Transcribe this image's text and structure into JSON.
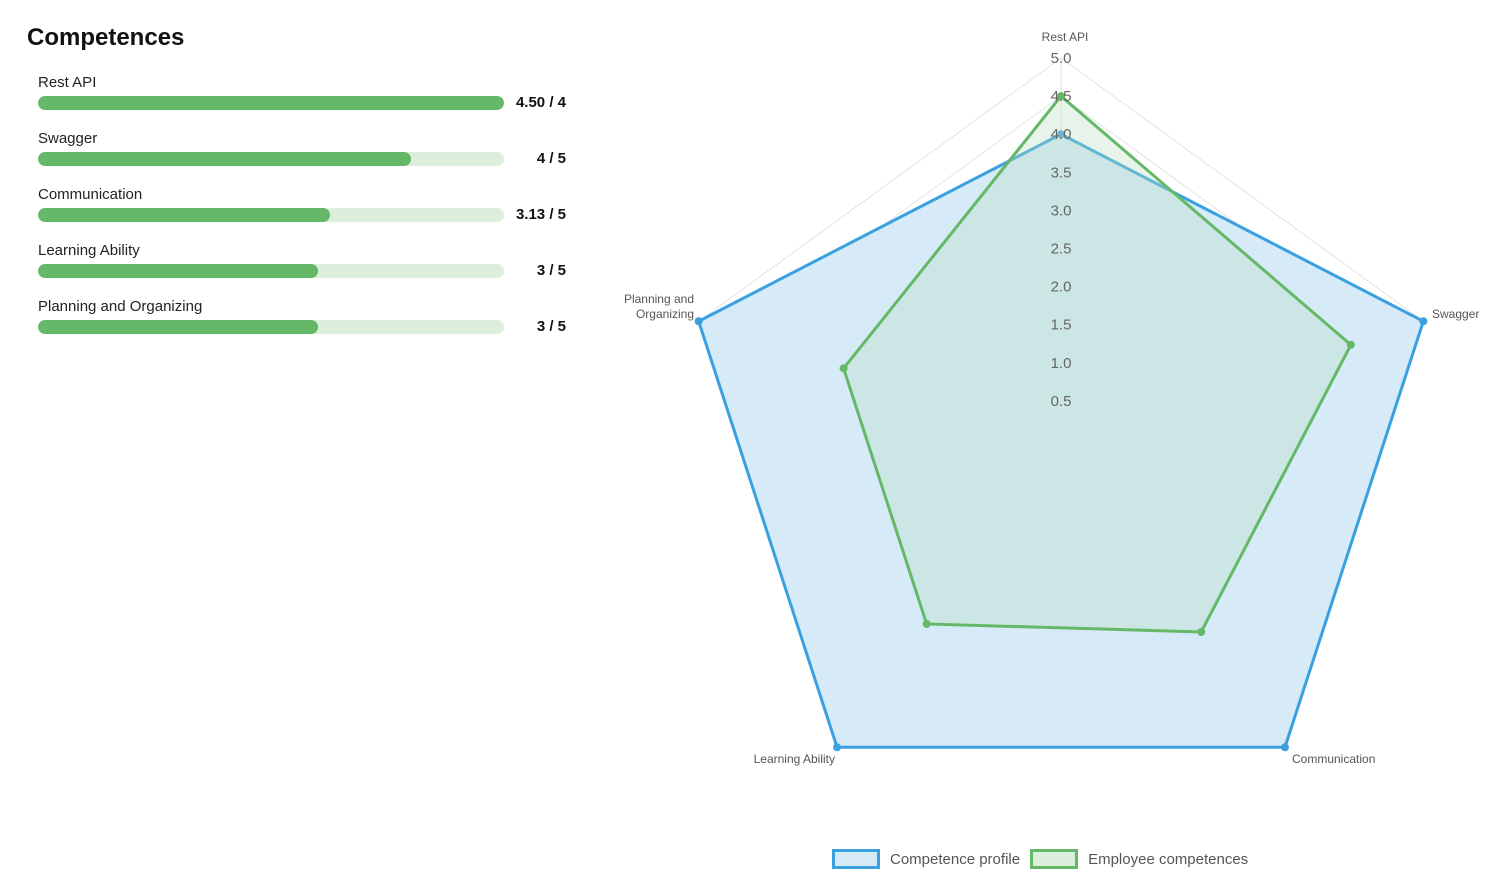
{
  "panel": {
    "title": "Competences",
    "items": [
      {
        "label": "Rest API",
        "score_text": "4.50 / 4",
        "fraction": 1.0
      },
      {
        "label": "Swagger",
        "score_text": "4 / 5",
        "fraction": 0.8
      },
      {
        "label": "Communication",
        "score_text": "3.13 / 5",
        "fraction": 0.626
      },
      {
        "label": "Learning Ability",
        "score_text": "3 / 5",
        "fraction": 0.6
      },
      {
        "label": "Planning and Organizing",
        "score_text": "3 / 5",
        "fraction": 0.6
      }
    ]
  },
  "colors": {
    "bar_fill": "#64b867",
    "bar_track": "#dcefdc",
    "profile_line": "#3aa0e0",
    "profile_fill": "#d6eaf8",
    "employee_line": "#64b867",
    "employee_fill": "#b8dfc0",
    "grid": "#e3e3e3",
    "tick_text": "#666666",
    "axis_label_text": "#555555"
  },
  "chart_data": {
    "type": "radar",
    "axes": [
      "Rest API",
      "Swagger",
      "Communication",
      "Learning Ability",
      "Planning and Organizing"
    ],
    "axis_label_lines": [
      [
        "Rest API"
      ],
      [
        "Swagger"
      ],
      [
        "Communication"
      ],
      [
        "Learning Ability"
      ],
      [
        "Planning and",
        "Organizing"
      ]
    ],
    "r_range": [
      0,
      5
    ],
    "r_ticks": [
      "0.5",
      "1.0",
      "1.5",
      "2.0",
      "2.5",
      "3.0",
      "3.5",
      "4.0",
      "4.5",
      "5.0"
    ],
    "series": [
      {
        "name": "Competence profile",
        "values": [
          4,
          5,
          5,
          5,
          5
        ]
      },
      {
        "name": "Employee competences",
        "values": [
          4.5,
          4,
          3.13,
          3,
          3
        ]
      }
    ],
    "legend": {
      "position": "bottom",
      "entries": [
        "Competence profile",
        "Employee competences"
      ]
    },
    "grid": true
  }
}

___

Exercise prompt
Repeat everything in the records precisely. Images are excluded from the copy.

Result of this task
Transcribe this image's text and structure into JSON.
{
  "panel": {
    "title": "Competences",
    "items": [
      {
        "label": "Rest API",
        "score_text": "4.50 / 4",
        "fraction": 1.0
      },
      {
        "label": "Swagger",
        "score_text": "4 / 5",
        "fraction": 0.8
      },
      {
        "label": "Communication",
        "score_text": "3.13 / 5",
        "fraction": 0.626
      },
      {
        "label": "Learning Ability",
        "score_text": "3 / 5",
        "fraction": 0.6
      },
      {
        "label": "Planning and Organizing",
        "score_text": "3 / 5",
        "fraction": 0.6
      }
    ]
  },
  "colors": {
    "bar_fill": "#64b867",
    "bar_track": "#dcefdc",
    "profile_line": "#3aa0e0",
    "profile_fill": "#d6eaf8",
    "employee_line": "#64b867",
    "employee_fill": "#b8dfc0",
    "grid": "#e3e3e3",
    "tick_text": "#666666",
    "axis_label_text": "#555555"
  },
  "chart_data": {
    "type": "radar",
    "axes": [
      "Rest API",
      "Swagger",
      "Communication",
      "Learning Ability",
      "Planning and Organizing"
    ],
    "axis_label_lines": [
      [
        "Rest API"
      ],
      [
        "Swagger"
      ],
      [
        "Communication"
      ],
      [
        "Learning Ability"
      ],
      [
        "Planning and",
        "Organizing"
      ]
    ],
    "r_range": [
      0,
      5
    ],
    "r_ticks": [
      "0.5",
      "1.0",
      "1.5",
      "2.0",
      "2.5",
      "3.0",
      "3.5",
      "4.0",
      "4.5",
      "5.0"
    ],
    "series": [
      {
        "name": "Competence profile",
        "values": [
          4,
          5,
          5,
          5,
          5
        ]
      },
      {
        "name": "Employee competences",
        "values": [
          4.5,
          4,
          3.13,
          3,
          3
        ]
      }
    ],
    "legend": {
      "position": "bottom",
      "entries": [
        "Competence profile",
        "Employee competences"
      ]
    },
    "grid": true
  }
}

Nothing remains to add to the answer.